▶ _What to produce_:
Retype the records that come next, word for word.

▶ _Supplied entries_:
##############################

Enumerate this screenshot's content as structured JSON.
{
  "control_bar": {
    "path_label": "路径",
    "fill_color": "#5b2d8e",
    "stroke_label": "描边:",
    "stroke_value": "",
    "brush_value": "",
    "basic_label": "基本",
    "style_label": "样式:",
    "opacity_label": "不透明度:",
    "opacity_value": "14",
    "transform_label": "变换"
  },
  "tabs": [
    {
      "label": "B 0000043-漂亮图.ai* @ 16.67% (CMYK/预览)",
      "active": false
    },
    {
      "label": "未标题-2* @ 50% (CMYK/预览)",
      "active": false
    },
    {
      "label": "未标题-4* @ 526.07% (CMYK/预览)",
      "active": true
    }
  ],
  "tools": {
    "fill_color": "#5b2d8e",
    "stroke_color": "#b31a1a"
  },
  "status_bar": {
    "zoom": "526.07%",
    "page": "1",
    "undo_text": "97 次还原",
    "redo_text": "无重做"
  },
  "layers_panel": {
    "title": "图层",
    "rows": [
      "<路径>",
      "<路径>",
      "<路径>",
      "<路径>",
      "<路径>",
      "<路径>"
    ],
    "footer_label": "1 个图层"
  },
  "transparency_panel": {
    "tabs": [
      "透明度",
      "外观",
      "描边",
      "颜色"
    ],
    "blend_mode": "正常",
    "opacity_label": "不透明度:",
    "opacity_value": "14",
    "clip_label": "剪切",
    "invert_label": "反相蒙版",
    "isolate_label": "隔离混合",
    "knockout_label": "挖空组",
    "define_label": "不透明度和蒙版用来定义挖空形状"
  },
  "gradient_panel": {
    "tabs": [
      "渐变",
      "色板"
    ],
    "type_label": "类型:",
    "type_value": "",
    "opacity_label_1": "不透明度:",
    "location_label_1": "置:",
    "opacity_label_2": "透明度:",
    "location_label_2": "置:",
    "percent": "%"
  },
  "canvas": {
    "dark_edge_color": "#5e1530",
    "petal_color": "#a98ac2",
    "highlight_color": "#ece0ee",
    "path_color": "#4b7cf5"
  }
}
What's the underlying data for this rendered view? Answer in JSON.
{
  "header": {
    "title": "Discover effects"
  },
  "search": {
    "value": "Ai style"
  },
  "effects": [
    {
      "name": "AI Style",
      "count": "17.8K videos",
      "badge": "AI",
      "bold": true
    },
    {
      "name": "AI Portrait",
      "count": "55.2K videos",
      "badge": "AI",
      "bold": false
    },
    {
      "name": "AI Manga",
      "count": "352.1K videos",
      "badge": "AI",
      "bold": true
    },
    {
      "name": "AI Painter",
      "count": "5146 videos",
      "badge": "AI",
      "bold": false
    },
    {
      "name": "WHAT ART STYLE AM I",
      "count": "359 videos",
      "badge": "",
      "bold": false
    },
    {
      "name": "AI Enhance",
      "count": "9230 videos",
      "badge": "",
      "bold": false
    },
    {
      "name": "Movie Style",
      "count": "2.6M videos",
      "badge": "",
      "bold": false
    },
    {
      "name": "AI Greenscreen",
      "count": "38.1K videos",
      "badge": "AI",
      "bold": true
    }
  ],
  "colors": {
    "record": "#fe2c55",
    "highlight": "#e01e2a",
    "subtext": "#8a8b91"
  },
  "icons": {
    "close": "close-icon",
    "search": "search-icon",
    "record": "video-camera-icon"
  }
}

##############################

▶ _Exercise response_:
Enumerate this screenshot's content as structured JSON.
{
  "control_bar": {
    "path_label": "路径",
    "fill_color": "#5b2d8e",
    "stroke_label": "描边:",
    "stroke_value": "",
    "brush_value": "",
    "basic_label": "基本",
    "style_label": "样式:",
    "opacity_label": "不透明度:",
    "opacity_value": "14",
    "transform_label": "变换"
  },
  "tabs": [
    {
      "label": "B 0000043-漂亮图.ai* @ 16.67% (CMYK/预览)",
      "active": false
    },
    {
      "label": "未标题-2* @ 50% (CMYK/预览)",
      "active": false
    },
    {
      "label": "未标题-4* @ 526.07% (CMYK/预览)",
      "active": true
    }
  ],
  "tools": {
    "fill_color": "#5b2d8e",
    "stroke_color": "#b31a1a"
  },
  "status_bar": {
    "zoom": "526.07%",
    "page": "1",
    "undo_text": "97 次还原",
    "redo_text": "无重做"
  },
  "layers_panel": {
    "title": "图层",
    "rows": [
      "<路径>",
      "<路径>",
      "<路径>",
      "<路径>",
      "<路径>",
      "<路径>"
    ],
    "footer_label": "1 个图层"
  },
  "transparency_panel": {
    "tabs": [
      "透明度",
      "外观",
      "描边",
      "颜色"
    ],
    "blend_mode": "正常",
    "opacity_label": "不透明度:",
    "opacity_value": "14",
    "clip_label": "剪切",
    "invert_label": "反相蒙版",
    "isolate_label": "隔离混合",
    "knockout_label": "挖空组",
    "define_label": "不透明度和蒙版用来定义挖空形状"
  },
  "gradient_panel": {
    "tabs": [
      "渐变",
      "色板"
    ],
    "type_label": "类型:",
    "type_value": "",
    "opacity_label_1": "不透明度:",
    "location_label_1": "置:",
    "opacity_label_2": "透明度:",
    "location_label_2": "置:",
    "percent": "%"
  },
  "canvas": {
    "dark_edge_color": "#5e1530",
    "petal_color": "#a98ac2",
    "highlight_color": "#ece0ee",
    "path_color": "#4b7cf5"
  }
}
What's the underlying data for this rendered view? Answer in JSON.
{
  "header": {
    "title": "Discover effects"
  },
  "search": {
    "value": "Ai style"
  },
  "effects": [
    {
      "name": "AI Style",
      "count": "17.8K videos",
      "badge": "AI",
      "bold": true
    },
    {
      "name": "AI Portrait",
      "count": "55.2K videos",
      "badge": "AI",
      "bold": false
    },
    {
      "name": "AI Manga",
      "count": "352.1K videos",
      "badge": "AI",
      "bold": true
    },
    {
      "name": "AI Painter",
      "count": "5146 videos",
      "badge": "AI",
      "bold": false
    },
    {
      "name": "WHAT ART STYLE AM I",
      "count": "359 videos",
      "badge": "",
      "bold": false
    },
    {
      "name": "AI Enhance",
      "count": "9230 videos",
      "badge": "",
      "bold": false
    },
    {
      "name": "Movie Style",
      "count": "2.6M videos",
      "badge": "",
      "bold": false
    },
    {
      "name": "AI Greenscreen",
      "count": "38.1K videos",
      "badge": "AI",
      "bold": true
    }
  ],
  "colors": {
    "record": "#fe2c55",
    "highlight": "#e01e2a",
    "subtext": "#8a8b91"
  },
  "icons": {
    "close": "close-icon",
    "search": "search-icon",
    "record": "video-camera-icon"
  }
}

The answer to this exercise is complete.